____ DATASET ENTRIES

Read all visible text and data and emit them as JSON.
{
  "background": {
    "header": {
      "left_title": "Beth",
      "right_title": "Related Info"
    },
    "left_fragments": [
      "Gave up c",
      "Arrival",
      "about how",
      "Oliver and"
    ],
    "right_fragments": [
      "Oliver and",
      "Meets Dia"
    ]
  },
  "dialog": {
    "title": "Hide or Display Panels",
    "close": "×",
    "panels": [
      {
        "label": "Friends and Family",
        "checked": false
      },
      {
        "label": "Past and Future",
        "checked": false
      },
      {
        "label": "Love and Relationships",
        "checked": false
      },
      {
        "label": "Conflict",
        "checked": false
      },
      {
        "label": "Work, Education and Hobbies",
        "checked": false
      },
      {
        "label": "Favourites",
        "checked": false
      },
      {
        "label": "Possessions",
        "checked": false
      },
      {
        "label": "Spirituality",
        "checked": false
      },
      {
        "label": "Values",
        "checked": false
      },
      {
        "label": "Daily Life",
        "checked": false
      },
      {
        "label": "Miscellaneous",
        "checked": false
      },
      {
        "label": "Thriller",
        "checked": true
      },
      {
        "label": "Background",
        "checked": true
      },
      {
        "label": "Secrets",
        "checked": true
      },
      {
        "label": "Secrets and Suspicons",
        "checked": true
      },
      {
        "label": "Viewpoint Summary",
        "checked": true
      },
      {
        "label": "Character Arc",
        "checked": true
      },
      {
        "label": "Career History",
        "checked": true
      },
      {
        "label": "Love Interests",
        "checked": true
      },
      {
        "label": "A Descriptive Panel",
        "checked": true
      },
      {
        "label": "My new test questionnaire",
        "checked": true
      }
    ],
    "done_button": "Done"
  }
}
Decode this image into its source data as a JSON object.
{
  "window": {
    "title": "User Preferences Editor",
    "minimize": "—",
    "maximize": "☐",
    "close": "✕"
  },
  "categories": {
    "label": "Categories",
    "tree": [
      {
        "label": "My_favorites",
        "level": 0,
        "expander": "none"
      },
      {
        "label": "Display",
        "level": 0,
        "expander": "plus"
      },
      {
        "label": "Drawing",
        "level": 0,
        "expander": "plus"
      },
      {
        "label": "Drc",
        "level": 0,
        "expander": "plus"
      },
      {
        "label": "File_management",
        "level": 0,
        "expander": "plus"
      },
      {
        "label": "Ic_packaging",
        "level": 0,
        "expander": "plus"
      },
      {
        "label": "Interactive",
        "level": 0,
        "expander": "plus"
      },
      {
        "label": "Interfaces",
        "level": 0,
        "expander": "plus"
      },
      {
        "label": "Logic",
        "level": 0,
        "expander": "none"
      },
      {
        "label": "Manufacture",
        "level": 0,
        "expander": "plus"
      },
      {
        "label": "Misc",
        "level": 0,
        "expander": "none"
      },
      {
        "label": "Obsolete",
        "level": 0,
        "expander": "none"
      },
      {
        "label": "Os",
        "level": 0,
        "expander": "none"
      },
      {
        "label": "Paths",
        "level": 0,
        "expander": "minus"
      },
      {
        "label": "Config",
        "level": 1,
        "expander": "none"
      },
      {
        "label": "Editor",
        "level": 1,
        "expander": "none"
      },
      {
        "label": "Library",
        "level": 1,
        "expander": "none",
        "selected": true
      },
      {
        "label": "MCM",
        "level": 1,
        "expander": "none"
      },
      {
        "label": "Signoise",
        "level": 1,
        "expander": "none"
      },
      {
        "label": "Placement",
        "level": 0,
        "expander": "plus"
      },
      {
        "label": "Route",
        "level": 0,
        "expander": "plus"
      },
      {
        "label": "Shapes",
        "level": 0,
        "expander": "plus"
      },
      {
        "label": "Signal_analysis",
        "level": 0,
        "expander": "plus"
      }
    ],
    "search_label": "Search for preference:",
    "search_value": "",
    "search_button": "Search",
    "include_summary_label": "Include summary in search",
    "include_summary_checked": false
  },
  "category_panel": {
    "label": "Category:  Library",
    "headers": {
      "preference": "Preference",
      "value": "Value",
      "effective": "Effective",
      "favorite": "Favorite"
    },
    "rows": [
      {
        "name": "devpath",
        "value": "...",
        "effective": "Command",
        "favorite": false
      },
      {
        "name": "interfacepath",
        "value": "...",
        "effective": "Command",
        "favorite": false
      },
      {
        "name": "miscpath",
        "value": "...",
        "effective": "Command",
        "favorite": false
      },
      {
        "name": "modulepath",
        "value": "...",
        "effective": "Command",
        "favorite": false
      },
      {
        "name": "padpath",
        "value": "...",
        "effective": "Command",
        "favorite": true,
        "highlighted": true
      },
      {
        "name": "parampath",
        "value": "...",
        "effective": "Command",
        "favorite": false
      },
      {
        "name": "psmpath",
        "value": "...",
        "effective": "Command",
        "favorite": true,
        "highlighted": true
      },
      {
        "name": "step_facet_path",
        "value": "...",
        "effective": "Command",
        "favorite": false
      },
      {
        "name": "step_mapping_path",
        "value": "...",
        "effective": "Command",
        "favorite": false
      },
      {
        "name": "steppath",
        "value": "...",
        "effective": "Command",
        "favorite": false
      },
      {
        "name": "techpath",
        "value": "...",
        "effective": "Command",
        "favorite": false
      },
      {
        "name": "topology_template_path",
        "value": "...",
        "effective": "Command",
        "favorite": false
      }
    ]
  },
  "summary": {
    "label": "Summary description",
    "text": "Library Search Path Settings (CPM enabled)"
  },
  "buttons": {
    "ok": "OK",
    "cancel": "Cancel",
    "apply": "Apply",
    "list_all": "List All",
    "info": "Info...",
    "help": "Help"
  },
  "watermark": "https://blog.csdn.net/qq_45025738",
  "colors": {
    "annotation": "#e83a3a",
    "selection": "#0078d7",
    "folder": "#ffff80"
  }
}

________

§ **WHAT THE EXERCISE ASKS**
Above are some records; extract every one of them exactly.

§ **RIGHT ANSWER**
Read all visible text and data and emit them as JSON.
{
  "background": {
    "header": {
      "left_title": "Beth",
      "right_title": "Related Info"
    },
    "left_fragments": [
      "Gave up c",
      "Arrival",
      "about how",
      "Oliver and"
    ],
    "right_fragments": [
      "Oliver and",
      "Meets Dia"
    ]
  },
  "dialog": {
    "title": "Hide or Display Panels",
    "close": "×",
    "panels": [
      {
        "label": "Friends and Family",
        "checked": false
      },
      {
        "label": "Past and Future",
        "checked": false
      },
      {
        "label": "Love and Relationships",
        "checked": false
      },
      {
        "label": "Conflict",
        "checked": false
      },
      {
        "label": "Work, Education and Hobbies",
        "checked": false
      },
      {
        "label": "Favourites",
        "checked": false
      },
      {
        "label": "Possessions",
        "checked": false
      },
      {
        "label": "Spirituality",
        "checked": false
      },
      {
        "label": "Values",
        "checked": false
      },
      {
        "label": "Daily Life",
        "checked": false
      },
      {
        "label": "Miscellaneous",
        "checked": false
      },
      {
        "label": "Thriller",
        "checked": true
      },
      {
        "label": "Background",
        "checked": true
      },
      {
        "label": "Secrets",
        "checked": true
      },
      {
        "label": "Secrets and Suspicons",
        "checked": true
      },
      {
        "label": "Viewpoint Summary",
        "checked": true
      },
      {
        "label": "Character Arc",
        "checked": true
      },
      {
        "label": "Career History",
        "checked": true
      },
      {
        "label": "Love Interests",
        "checked": true
      },
      {
        "label": "A Descriptive Panel",
        "checked": true
      },
      {
        "label": "My new test questionnaire",
        "checked": true
      }
    ],
    "done_button": "Done"
  }
}
Decode this image into its source data as a JSON object.
{
  "window": {
    "title": "User Preferences Editor",
    "minimize": "—",
    "maximize": "☐",
    "close": "✕"
  },
  "categories": {
    "label": "Categories",
    "tree": [
      {
        "label": "My_favorites",
        "level": 0,
        "expander": "none"
      },
      {
        "label": "Display",
        "level": 0,
        "expander": "plus"
      },
      {
        "label": "Drawing",
        "level": 0,
        "expander": "plus"
      },
      {
        "label": "Drc",
        "level": 0,
        "expander": "plus"
      },
      {
        "label": "File_management",
        "level": 0,
        "expander": "plus"
      },
      {
        "label": "Ic_packaging",
        "level": 0,
        "expander": "plus"
      },
      {
        "label": "Interactive",
        "level": 0,
        "expander": "plus"
      },
      {
        "label": "Interfaces",
        "level": 0,
        "expander": "plus"
      },
      {
        "label": "Logic",
        "level": 0,
        "expander": "none"
      },
      {
        "label": "Manufacture",
        "level": 0,
        "expander": "plus"
      },
      {
        "label": "Misc",
        "level": 0,
        "expander": "none"
      },
      {
        "label": "Obsolete",
        "level": 0,
        "expander": "none"
      },
      {
        "label": "Os",
        "level": 0,
        "expander": "none"
      },
      {
        "label": "Paths",
        "level": 0,
        "expander": "minus"
      },
      {
        "label": "Config",
        "level": 1,
        "expander": "none"
      },
      {
        "label": "Editor",
        "level": 1,
        "expander": "none"
      },
      {
        "label": "Library",
        "level": 1,
        "expander": "none",
        "selected": true
      },
      {
        "label": "MCM",
        "level": 1,
        "expander": "none"
      },
      {
        "label": "Signoise",
        "level": 1,
        "expander": "none"
      },
      {
        "label": "Placement",
        "level": 0,
        "expander": "plus"
      },
      {
        "label": "Route",
        "level": 0,
        "expander": "plus"
      },
      {
        "label": "Shapes",
        "level": 0,
        "expander": "plus"
      },
      {
        "label": "Signal_analysis",
        "level": 0,
        "expander": "plus"
      }
    ],
    "search_label": "Search for preference:",
    "search_value": "",
    "search_button": "Search",
    "include_summary_label": "Include summary in search",
    "include_summary_checked": false
  },
  "category_panel": {
    "label": "Category:  Library",
    "headers": {
      "preference": "Preference",
      "value": "Value",
      "effective": "Effective",
      "favorite": "Favorite"
    },
    "rows": [
      {
        "name": "devpath",
        "value": "...",
        "effective": "Command",
        "favorite": false
      },
      {
        "name": "interfacepath",
        "value": "...",
        "effective": "Command",
        "favorite": false
      },
      {
        "name": "miscpath",
        "value": "...",
        "effective": "Command",
        "favorite": false
      },
      {
        "name": "modulepath",
        "value": "...",
        "effective": "Command",
        "favorite": false
      },
      {
        "name": "padpath",
        "value": "...",
        "effective": "Command",
        "favorite": true,
        "highlighted": true
      },
      {
        "name": "parampath",
        "value": "...",
        "effective": "Command",
        "favorite": false
      },
      {
        "name": "psmpath",
        "value": "...",
        "effective": "Command",
        "favorite": true,
        "highlighted": true
      },
      {
        "name": "step_facet_path",
        "value": "...",
        "effective": "Command",
        "favorite": false
      },
      {
        "name": "step_mapping_path",
        "value": "...",
        "effective": "Command",
        "favorite": false
      },
      {
        "name": "steppath",
        "value": "...",
        "effective": "Command",
        "favorite": false
      },
      {
        "name": "techpath",
        "value": "...",
        "effective": "Command",
        "favorite": false
      },
      {
        "name": "topology_template_path",
        "value": "...",
        "effective": "Command",
        "favorite": false
      }
    ]
  },
  "summary": {
    "label": "Summary description",
    "text": "Library Search Path Settings (CPM enabled)"
  },
  "buttons": {
    "ok": "OK",
    "cancel": "Cancel",
    "apply": "Apply",
    "list_all": "List All",
    "info": "Info...",
    "help": "Help"
  },
  "watermark": "https://blog.csdn.net/qq_45025738",
  "colors": {
    "annotation": "#e83a3a",
    "selection": "#0078d7",
    "folder": "#ffff80"
  }
}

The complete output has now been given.